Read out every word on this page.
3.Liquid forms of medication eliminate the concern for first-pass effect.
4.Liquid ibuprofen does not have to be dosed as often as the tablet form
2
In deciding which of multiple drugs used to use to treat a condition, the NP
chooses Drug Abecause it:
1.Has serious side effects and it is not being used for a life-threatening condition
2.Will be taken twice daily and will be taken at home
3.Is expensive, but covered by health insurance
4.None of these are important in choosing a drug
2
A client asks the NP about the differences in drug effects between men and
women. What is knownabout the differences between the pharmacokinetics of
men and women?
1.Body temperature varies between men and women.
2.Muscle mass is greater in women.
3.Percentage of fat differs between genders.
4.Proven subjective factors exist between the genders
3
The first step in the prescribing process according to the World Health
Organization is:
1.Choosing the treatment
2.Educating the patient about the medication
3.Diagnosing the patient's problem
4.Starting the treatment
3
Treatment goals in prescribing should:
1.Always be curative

○ ○ ○ ○ ○ ○ ○

Exercise objective ::
Copy every line of the records word for word.

Task response ::
Read out every word on this page.
3.Liquid forms of medication eliminate the concern for first-pass effect.
4.Liquid ibuprofen does not have to be dosed as often as the tablet form
2
In deciding which of multiple drugs used to use to treat a condition, the NP
chooses Drug Abecause it:
1.Has serious side effects and it is not being used for a life-threatening condition
2.Will be taken twice daily and will be taken at home
3.Is expensive, but covered by health insurance
4.None of these are important in choosing a drug
2
A client asks the NP about the differences in drug effects between men and
women. What is knownabout the differences between the pharmacokinetics of
men and women?
1.Body temperature varies between men and women.
2.Muscle mass is greater in women.
3.Percentage of fat differs between genders.
4.Proven subjective factors exist between the genders
3
The first step in the prescribing process according to the World Health
Organization is:
1.Choosing the treatment
2.Educating the patient about the medication
3.Diagnosing the patient's problem
4.Starting the treatment
3
Treatment goals in prescribing should:
1.Always be curative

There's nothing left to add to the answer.